*CHALLENGE*. Copy the listing below word for word, starting from its very first line and ending with the line that contains "Localize 37 of", both included.
===
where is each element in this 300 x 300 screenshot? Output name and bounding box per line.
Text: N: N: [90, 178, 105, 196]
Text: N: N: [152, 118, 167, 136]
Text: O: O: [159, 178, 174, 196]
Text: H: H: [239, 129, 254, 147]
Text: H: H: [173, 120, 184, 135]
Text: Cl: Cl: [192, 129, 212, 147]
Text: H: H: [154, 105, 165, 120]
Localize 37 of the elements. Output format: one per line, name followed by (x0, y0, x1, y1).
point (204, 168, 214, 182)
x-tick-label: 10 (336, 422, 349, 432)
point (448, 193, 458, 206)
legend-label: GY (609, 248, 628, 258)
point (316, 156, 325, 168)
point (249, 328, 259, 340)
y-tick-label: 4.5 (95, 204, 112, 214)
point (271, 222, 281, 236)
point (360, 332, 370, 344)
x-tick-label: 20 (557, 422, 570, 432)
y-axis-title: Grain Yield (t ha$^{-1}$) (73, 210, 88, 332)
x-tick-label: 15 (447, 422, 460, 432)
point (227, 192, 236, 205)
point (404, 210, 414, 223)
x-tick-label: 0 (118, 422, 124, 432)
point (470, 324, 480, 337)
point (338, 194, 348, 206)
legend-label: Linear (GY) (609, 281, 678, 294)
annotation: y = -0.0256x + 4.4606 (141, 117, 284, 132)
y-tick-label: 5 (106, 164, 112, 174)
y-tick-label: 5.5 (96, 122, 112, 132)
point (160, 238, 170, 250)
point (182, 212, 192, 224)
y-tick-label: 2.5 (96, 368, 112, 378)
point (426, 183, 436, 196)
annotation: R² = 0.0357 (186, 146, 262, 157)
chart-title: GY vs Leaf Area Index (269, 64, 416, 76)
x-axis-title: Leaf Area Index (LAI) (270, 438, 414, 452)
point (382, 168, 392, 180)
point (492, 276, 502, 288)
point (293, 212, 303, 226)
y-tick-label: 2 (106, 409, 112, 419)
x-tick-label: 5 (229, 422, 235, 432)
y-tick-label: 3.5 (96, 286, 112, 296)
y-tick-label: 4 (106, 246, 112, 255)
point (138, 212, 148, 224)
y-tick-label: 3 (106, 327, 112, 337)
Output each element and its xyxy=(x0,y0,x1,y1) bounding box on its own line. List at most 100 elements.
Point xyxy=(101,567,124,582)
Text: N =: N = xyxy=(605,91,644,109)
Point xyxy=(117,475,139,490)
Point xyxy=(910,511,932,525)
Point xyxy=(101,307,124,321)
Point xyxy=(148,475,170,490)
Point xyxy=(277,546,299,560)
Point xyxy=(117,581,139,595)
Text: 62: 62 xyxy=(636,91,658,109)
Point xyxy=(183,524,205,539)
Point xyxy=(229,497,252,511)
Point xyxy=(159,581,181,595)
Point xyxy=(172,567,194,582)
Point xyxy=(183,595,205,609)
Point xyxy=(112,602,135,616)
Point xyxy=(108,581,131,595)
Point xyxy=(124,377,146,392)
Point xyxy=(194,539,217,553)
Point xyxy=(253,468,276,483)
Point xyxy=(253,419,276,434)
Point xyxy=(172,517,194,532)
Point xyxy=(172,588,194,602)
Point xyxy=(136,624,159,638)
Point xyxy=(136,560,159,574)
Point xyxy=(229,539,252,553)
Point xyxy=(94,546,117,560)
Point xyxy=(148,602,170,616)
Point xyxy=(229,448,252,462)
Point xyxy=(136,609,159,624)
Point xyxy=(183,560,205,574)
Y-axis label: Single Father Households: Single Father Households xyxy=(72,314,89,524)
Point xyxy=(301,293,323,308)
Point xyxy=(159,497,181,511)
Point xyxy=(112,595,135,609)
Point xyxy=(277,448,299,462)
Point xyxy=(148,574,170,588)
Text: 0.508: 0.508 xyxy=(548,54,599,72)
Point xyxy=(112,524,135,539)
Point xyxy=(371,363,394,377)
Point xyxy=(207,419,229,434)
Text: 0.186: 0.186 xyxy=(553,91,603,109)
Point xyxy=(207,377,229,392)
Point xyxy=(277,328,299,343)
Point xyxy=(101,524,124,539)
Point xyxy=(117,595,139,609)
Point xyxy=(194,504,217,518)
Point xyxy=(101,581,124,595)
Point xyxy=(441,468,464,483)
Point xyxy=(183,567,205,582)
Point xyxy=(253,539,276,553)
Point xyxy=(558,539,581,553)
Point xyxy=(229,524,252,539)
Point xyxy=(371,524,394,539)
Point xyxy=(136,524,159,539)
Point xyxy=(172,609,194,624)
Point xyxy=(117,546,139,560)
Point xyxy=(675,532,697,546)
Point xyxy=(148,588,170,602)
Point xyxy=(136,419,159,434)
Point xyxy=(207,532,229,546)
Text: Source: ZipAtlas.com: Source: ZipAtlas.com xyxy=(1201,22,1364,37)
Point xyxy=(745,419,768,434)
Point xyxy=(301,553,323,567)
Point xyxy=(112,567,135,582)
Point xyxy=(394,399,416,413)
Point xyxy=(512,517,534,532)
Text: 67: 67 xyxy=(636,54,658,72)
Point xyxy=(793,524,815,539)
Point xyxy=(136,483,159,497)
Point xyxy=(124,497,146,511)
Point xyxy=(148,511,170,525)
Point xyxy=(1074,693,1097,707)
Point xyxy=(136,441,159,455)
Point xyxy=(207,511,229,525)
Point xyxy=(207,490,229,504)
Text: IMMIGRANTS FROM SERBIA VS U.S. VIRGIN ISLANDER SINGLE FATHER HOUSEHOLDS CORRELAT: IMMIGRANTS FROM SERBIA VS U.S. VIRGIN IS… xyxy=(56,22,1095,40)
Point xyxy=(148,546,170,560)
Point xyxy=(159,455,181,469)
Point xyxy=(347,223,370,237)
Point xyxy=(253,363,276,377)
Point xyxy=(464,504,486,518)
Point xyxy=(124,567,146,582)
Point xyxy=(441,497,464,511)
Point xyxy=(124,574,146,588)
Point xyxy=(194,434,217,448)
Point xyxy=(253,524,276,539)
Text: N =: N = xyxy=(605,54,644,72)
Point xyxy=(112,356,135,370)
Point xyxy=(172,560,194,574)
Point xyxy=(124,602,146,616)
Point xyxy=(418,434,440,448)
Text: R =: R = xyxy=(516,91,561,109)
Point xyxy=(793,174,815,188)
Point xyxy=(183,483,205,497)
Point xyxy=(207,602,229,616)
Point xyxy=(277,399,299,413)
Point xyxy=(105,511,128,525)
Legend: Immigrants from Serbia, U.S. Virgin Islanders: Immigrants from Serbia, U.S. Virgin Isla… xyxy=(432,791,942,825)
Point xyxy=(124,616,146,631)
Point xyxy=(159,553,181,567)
===
*COMPLETED TASK*.
where is each element in this 300 x 300 screenshot? Output name and bounding box per line.
Text: N: N: [90, 178, 105, 196]
Text: N: N: [152, 118, 167, 136]
Text: O: O: [159, 178, 174, 196]
Text: H: H: [239, 129, 254, 147]
Text: H: H: [173, 120, 184, 135]
Text: Cl: Cl: [192, 129, 212, 147]
Text: H: H: [154, 105, 165, 120]
Localize 37 of the elements. Output format: one per line, name followed by (x0, y0, x1, y1).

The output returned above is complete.